• REQUEST
Search the material below for the word "Change". Copy every line that has it.

━━━━━ DATA SHOWN ━━━━━

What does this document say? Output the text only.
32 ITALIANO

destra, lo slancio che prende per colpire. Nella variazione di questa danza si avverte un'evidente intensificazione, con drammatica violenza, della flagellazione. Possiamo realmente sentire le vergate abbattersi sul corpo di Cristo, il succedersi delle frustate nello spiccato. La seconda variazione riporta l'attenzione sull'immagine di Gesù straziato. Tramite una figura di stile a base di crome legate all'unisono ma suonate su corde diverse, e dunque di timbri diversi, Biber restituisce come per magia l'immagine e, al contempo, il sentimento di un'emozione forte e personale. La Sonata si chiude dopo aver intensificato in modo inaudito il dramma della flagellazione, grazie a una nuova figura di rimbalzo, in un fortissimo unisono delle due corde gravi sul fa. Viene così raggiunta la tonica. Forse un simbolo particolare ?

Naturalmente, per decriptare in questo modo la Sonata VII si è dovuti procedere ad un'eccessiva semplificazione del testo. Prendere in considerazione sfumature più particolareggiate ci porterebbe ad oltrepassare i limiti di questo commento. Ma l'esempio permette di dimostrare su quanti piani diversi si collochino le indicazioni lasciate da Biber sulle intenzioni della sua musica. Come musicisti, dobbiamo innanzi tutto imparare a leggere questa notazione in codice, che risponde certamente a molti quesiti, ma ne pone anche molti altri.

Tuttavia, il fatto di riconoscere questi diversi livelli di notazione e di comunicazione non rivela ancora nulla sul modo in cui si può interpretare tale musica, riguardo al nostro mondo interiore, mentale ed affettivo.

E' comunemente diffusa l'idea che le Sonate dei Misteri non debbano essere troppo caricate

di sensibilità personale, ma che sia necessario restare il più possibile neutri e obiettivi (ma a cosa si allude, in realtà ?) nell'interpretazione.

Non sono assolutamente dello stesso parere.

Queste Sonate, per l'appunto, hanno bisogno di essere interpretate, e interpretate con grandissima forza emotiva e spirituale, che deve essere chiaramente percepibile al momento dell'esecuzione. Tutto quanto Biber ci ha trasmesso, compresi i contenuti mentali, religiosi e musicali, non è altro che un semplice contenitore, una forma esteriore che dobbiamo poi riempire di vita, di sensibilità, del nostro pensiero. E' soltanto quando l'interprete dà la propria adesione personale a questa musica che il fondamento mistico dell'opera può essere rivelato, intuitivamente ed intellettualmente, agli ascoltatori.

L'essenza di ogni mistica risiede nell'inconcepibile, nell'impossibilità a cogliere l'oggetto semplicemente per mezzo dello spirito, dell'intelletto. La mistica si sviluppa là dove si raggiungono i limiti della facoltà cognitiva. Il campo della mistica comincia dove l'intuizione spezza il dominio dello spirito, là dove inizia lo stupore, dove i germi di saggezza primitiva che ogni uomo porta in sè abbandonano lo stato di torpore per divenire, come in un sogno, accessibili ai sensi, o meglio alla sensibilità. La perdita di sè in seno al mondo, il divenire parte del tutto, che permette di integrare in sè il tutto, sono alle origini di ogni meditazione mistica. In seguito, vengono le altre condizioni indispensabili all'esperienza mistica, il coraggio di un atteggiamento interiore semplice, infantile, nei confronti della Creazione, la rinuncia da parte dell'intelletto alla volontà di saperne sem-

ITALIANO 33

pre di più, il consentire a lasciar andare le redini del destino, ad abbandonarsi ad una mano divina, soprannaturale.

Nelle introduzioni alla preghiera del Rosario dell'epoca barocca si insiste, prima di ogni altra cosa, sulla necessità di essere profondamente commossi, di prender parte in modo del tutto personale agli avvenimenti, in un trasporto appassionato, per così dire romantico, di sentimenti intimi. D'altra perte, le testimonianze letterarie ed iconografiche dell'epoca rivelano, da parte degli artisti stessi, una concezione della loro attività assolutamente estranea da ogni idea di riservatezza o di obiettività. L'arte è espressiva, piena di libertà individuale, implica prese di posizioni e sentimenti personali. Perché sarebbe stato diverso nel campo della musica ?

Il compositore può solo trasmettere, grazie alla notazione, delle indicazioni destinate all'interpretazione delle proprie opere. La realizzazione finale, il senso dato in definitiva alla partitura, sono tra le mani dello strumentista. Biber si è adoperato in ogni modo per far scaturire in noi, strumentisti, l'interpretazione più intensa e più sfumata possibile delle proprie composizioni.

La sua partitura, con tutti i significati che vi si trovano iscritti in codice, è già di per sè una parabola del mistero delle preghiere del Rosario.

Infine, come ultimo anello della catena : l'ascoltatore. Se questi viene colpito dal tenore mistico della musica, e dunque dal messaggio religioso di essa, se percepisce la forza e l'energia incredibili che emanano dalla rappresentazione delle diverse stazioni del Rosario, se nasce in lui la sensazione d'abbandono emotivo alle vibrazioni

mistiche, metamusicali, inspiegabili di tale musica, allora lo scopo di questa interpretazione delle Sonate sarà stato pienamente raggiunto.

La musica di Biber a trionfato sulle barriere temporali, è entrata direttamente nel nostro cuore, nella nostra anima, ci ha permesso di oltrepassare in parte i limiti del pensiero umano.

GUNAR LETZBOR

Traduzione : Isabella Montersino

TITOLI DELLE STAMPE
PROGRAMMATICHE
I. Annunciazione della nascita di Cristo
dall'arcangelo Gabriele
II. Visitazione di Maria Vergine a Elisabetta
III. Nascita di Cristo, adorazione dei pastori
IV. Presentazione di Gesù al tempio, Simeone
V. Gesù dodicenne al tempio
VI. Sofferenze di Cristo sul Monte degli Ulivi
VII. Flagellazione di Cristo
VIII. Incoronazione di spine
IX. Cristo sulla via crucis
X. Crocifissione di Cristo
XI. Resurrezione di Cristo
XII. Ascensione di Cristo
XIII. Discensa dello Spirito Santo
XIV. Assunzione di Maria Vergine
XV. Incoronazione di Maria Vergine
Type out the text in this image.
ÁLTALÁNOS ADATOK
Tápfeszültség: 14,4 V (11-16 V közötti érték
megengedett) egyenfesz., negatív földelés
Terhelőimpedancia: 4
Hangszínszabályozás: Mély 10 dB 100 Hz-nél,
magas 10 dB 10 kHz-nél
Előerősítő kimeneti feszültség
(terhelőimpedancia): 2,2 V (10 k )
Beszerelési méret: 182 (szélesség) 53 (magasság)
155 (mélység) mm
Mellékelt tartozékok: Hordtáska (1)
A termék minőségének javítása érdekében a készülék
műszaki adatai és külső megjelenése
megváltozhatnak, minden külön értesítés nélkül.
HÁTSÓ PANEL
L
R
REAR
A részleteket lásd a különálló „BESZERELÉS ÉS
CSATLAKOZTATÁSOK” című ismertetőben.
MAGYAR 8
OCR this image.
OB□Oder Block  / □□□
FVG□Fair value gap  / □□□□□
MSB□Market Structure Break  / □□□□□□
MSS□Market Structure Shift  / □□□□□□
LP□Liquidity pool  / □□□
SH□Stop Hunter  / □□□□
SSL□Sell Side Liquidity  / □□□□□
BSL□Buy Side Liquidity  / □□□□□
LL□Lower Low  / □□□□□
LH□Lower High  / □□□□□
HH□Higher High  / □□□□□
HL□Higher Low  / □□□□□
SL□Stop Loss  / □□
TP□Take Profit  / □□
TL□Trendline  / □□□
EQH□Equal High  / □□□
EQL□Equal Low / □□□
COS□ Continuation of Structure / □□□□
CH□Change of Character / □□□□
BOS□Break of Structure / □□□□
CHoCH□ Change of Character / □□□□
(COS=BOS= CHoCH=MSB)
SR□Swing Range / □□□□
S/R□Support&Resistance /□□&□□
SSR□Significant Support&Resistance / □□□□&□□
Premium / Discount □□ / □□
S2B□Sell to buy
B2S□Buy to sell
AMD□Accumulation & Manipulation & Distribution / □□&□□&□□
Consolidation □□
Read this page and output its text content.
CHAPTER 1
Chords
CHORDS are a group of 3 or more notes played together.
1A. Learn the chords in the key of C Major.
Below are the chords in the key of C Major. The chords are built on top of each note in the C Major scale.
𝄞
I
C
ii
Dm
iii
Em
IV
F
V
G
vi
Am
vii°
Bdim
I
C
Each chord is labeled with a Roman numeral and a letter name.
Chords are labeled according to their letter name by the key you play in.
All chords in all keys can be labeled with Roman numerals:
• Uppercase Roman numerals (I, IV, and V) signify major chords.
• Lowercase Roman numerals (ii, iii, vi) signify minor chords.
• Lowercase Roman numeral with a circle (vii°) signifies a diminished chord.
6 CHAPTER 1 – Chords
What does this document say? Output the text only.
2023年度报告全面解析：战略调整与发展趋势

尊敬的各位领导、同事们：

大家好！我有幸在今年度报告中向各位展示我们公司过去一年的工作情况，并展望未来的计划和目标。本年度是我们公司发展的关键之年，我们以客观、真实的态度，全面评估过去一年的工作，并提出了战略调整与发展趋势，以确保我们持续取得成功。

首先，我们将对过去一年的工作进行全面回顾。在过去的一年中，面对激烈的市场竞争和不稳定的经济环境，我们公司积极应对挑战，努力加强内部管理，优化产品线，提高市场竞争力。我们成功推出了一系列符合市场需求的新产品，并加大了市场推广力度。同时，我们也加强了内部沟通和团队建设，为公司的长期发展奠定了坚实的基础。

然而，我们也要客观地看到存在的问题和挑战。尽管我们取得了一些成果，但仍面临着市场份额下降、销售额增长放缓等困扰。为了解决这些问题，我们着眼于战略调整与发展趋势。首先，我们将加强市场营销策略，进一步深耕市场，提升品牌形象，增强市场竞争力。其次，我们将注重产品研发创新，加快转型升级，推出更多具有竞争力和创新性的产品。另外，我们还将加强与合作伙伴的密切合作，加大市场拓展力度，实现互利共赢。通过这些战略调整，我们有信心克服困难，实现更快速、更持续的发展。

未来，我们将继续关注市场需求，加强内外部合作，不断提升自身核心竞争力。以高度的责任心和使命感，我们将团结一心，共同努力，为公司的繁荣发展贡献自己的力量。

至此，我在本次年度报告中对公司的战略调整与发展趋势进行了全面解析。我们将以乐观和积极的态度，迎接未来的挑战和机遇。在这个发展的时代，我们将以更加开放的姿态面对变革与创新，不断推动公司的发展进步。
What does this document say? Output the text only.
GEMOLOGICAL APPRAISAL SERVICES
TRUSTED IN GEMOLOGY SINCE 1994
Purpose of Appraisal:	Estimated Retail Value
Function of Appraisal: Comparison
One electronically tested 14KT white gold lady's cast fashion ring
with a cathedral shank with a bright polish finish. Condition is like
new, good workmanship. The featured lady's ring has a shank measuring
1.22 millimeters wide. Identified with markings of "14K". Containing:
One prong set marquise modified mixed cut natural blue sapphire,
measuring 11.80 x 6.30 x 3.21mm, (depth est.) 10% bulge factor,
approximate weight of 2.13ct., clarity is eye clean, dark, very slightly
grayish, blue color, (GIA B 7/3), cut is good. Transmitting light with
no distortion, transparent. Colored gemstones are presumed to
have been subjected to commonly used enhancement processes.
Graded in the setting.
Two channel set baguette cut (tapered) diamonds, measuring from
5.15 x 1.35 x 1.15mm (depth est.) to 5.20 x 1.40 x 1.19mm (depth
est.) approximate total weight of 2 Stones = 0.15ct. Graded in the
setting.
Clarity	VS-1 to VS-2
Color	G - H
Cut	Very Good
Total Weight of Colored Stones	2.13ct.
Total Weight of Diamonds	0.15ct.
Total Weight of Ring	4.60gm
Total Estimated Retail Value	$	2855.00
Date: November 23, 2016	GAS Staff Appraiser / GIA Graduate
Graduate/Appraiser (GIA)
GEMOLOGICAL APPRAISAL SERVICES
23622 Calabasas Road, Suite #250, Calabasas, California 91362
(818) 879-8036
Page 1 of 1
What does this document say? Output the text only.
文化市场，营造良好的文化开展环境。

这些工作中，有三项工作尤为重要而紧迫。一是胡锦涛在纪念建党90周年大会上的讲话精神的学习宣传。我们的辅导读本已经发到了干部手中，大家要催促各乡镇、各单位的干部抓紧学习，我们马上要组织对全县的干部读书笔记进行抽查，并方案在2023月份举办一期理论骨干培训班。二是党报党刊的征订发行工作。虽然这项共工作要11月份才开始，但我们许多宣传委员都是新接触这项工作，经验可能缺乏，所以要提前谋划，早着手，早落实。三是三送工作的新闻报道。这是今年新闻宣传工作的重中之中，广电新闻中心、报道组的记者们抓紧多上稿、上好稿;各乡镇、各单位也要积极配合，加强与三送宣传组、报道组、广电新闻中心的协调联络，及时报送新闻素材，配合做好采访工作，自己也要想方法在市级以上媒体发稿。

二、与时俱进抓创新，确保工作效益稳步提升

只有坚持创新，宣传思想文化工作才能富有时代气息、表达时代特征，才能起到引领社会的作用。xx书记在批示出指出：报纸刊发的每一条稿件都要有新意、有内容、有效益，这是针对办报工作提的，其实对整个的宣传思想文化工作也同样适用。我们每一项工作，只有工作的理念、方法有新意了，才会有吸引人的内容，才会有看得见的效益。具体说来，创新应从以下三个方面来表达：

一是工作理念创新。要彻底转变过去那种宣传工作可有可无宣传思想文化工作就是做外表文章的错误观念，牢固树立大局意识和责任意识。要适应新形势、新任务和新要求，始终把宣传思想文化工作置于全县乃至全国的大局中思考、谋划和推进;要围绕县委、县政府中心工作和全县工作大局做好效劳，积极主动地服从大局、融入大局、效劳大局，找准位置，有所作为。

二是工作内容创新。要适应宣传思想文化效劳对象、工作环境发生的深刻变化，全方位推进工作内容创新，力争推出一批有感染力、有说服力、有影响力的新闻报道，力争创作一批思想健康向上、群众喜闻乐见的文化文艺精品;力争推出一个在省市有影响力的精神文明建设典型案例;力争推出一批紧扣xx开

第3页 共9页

━━━━━

• WORKED ANSWER
CH□Change of Character / □□□□
CHoCH□ Change of Character / □□□□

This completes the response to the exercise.